> **What you will do**
Repeat the records below exactly. Omit the pictures.

> **The input**
Start of Block
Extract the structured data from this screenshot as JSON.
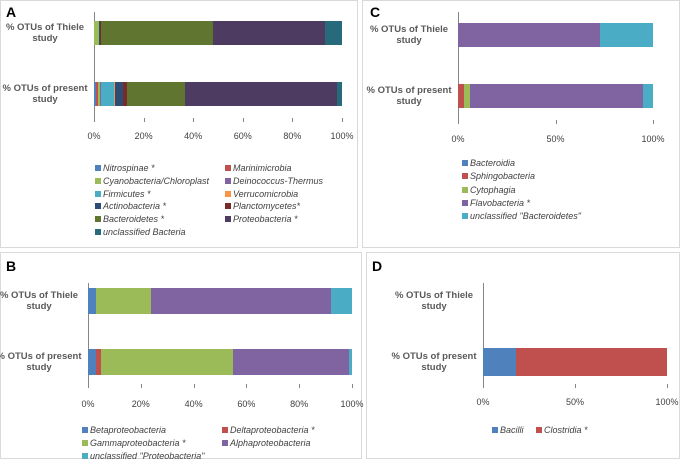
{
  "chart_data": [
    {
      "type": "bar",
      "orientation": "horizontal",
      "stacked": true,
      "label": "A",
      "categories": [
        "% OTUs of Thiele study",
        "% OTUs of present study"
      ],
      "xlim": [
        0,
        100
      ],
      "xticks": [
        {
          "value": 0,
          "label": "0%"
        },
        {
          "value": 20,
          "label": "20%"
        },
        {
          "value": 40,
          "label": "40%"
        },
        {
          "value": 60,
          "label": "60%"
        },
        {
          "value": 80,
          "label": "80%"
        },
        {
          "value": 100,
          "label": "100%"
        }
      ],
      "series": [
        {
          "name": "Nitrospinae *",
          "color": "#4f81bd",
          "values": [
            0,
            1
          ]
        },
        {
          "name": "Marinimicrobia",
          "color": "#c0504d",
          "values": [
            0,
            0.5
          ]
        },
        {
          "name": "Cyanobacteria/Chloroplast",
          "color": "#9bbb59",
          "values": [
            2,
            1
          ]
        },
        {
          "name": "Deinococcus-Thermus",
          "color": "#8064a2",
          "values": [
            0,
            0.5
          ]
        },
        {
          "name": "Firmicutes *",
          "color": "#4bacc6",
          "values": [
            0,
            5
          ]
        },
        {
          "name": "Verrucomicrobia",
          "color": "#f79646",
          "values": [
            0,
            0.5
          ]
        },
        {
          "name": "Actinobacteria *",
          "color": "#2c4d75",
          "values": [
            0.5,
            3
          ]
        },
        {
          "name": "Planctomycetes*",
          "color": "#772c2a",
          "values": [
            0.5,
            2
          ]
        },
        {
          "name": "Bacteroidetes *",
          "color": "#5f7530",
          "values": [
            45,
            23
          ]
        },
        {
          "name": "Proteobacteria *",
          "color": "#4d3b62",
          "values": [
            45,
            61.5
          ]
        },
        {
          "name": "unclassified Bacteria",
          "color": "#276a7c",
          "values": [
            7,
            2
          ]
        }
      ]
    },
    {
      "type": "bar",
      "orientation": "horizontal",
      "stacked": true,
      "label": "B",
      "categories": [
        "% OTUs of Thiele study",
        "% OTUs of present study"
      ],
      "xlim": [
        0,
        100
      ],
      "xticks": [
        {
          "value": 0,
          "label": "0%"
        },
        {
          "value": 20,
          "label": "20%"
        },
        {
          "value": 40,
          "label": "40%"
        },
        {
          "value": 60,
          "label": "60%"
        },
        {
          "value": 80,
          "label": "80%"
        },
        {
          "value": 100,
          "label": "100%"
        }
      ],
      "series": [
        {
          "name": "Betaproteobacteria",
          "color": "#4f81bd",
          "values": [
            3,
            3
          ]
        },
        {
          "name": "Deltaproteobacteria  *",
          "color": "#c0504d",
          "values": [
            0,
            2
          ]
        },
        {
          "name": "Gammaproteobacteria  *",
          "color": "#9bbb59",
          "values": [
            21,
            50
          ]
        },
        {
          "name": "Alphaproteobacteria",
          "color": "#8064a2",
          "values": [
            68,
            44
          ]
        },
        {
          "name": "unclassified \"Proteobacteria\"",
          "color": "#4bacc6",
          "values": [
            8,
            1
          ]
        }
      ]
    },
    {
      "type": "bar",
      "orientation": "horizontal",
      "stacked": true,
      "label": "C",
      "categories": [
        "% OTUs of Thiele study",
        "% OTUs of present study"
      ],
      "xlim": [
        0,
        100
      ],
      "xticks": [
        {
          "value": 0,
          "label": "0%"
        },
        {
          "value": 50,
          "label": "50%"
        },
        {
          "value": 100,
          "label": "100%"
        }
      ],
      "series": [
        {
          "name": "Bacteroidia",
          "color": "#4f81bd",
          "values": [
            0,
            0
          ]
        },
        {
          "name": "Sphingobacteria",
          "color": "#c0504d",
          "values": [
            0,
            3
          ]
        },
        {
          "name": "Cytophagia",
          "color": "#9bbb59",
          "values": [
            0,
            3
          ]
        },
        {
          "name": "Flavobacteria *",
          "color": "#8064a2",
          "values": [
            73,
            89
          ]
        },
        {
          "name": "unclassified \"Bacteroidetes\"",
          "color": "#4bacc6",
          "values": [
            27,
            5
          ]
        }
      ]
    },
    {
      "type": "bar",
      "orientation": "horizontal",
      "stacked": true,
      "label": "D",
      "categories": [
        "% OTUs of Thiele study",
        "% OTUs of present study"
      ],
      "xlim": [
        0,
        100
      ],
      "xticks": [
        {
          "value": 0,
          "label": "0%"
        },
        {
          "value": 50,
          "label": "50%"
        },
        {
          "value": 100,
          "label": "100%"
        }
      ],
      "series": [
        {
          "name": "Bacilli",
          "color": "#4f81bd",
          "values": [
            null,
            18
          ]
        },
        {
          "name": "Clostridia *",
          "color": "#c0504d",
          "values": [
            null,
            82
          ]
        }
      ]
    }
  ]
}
End of Block
> **Solved exercise**
Extract the structured data from this screenshot as JSON.
{
  "chart_data": [
    {
      "type": "bar",
      "orientation": "horizontal",
      "stacked": true,
      "label": "A",
      "categories": [
        "% OTUs of Thiele study",
        "% OTUs of present study"
      ],
      "xlim": [
        0,
        100
      ],
      "xticks": [
        {
          "value": 0,
          "label": "0%"
        },
        {
          "value": 20,
          "label": "20%"
        },
        {
          "value": 40,
          "label": "40%"
        },
        {
          "value": 60,
          "label": "60%"
        },
        {
          "value": 80,
          "label": "80%"
        },
        {
          "value": 100,
          "label": "100%"
        }
      ],
      "series": [
        {
          "name": "Nitrospinae *",
          "color": "#4f81bd",
          "values": [
            0,
            1
          ]
        },
        {
          "name": "Marinimicrobia",
          "color": "#c0504d",
          "values": [
            0,
            0.5
          ]
        },
        {
          "name": "Cyanobacteria/Chloroplast",
          "color": "#9bbb59",
          "values": [
            2,
            1
          ]
        },
        {
          "name": "Deinococcus-Thermus",
          "color": "#8064a2",
          "values": [
            0,
            0.5
          ]
        },
        {
          "name": "Firmicutes *",
          "color": "#4bacc6",
          "values": [
            0,
            5
          ]
        },
        {
          "name": "Verrucomicrobia",
          "color": "#f79646",
          "values": [
            0,
            0.5
          ]
        },
        {
          "name": "Actinobacteria *",
          "color": "#2c4d75",
          "values": [
            0.5,
            3
          ]
        },
        {
          "name": "Planctomycetes*",
          "color": "#772c2a",
          "values": [
            0.5,
            2
          ]
        },
        {
          "name": "Bacteroidetes *",
          "color": "#5f7530",
          "values": [
            45,
            23
          ]
        },
        {
          "name": "Proteobacteria *",
          "color": "#4d3b62",
          "values": [
            45,
            61.5
          ]
        },
        {
          "name": "unclassified Bacteria",
          "color": "#276a7c",
          "values": [
            7,
            2
          ]
        }
      ]
    },
    {
      "type": "bar",
      "orientation": "horizontal",
      "stacked": true,
      "label": "B",
      "categories": [
        "% OTUs of Thiele study",
        "% OTUs of present study"
      ],
      "xlim": [
        0,
        100
      ],
      "xticks": [
        {
          "value": 0,
          "label": "0%"
        },
        {
          "value": 20,
          "label": "20%"
        },
        {
          "value": 40,
          "label": "40%"
        },
        {
          "value": 60,
          "label": "60%"
        },
        {
          "value": 80,
          "label": "80%"
        },
        {
          "value": 100,
          "label": "100%"
        }
      ],
      "series": [
        {
          "name": "Betaproteobacteria",
          "color": "#4f81bd",
          "values": [
            3,
            3
          ]
        },
        {
          "name": "Deltaproteobacteria  *",
          "color": "#c0504d",
          "values": [
            0,
            2
          ]
        },
        {
          "name": "Gammaproteobacteria  *",
          "color": "#9bbb59",
          "values": [
            21,
            50
          ]
        },
        {
          "name": "Alphaproteobacteria",
          "color": "#8064a2",
          "values": [
            68,
            44
          ]
        },
        {
          "name": "unclassified \"Proteobacteria\"",
          "color": "#4bacc6",
          "values": [
            8,
            1
          ]
        }
      ]
    },
    {
      "type": "bar",
      "orientation": "horizontal",
      "stacked": true,
      "label": "C",
      "categories": [
        "% OTUs of Thiele study",
        "% OTUs of present study"
      ],
      "xlim": [
        0,
        100
      ],
      "xticks": [
        {
          "value": 0,
          "label": "0%"
        },
        {
          "value": 50,
          "label": "50%"
        },
        {
          "value": 100,
          "label": "100%"
        }
      ],
      "series": [
        {
          "name": "Bacteroidia",
          "color": "#4f81bd",
          "values": [
            0,
            0
          ]
        },
        {
          "name": "Sphingobacteria",
          "color": "#c0504d",
          "values": [
            0,
            3
          ]
        },
        {
          "name": "Cytophagia",
          "color": "#9bbb59",
          "values": [
            0,
            3
          ]
        },
        {
          "name": "Flavobacteria *",
          "color": "#8064a2",
          "values": [
            73,
            89
          ]
        },
        {
          "name": "unclassified \"Bacteroidetes\"",
          "color": "#4bacc6",
          "values": [
            27,
            5
          ]
        }
      ]
    },
    {
      "type": "bar",
      "orientation": "horizontal",
      "stacked": true,
      "label": "D",
      "categories": [
        "% OTUs of Thiele study",
        "% OTUs of present study"
      ],
      "xlim": [
        0,
        100
      ],
      "xticks": [
        {
          "value": 0,
          "label": "0%"
        },
        {
          "value": 50,
          "label": "50%"
        },
        {
          "value": 100,
          "label": "100%"
        }
      ],
      "series": [
        {
          "name": "Bacilli",
          "color": "#4f81bd",
          "values": [
            null,
            18
          ]
        },
        {
          "name": "Clostridia *",
          "color": "#c0504d",
          "values": [
            null,
            82
          ]
        }
      ]
    }
  ]
}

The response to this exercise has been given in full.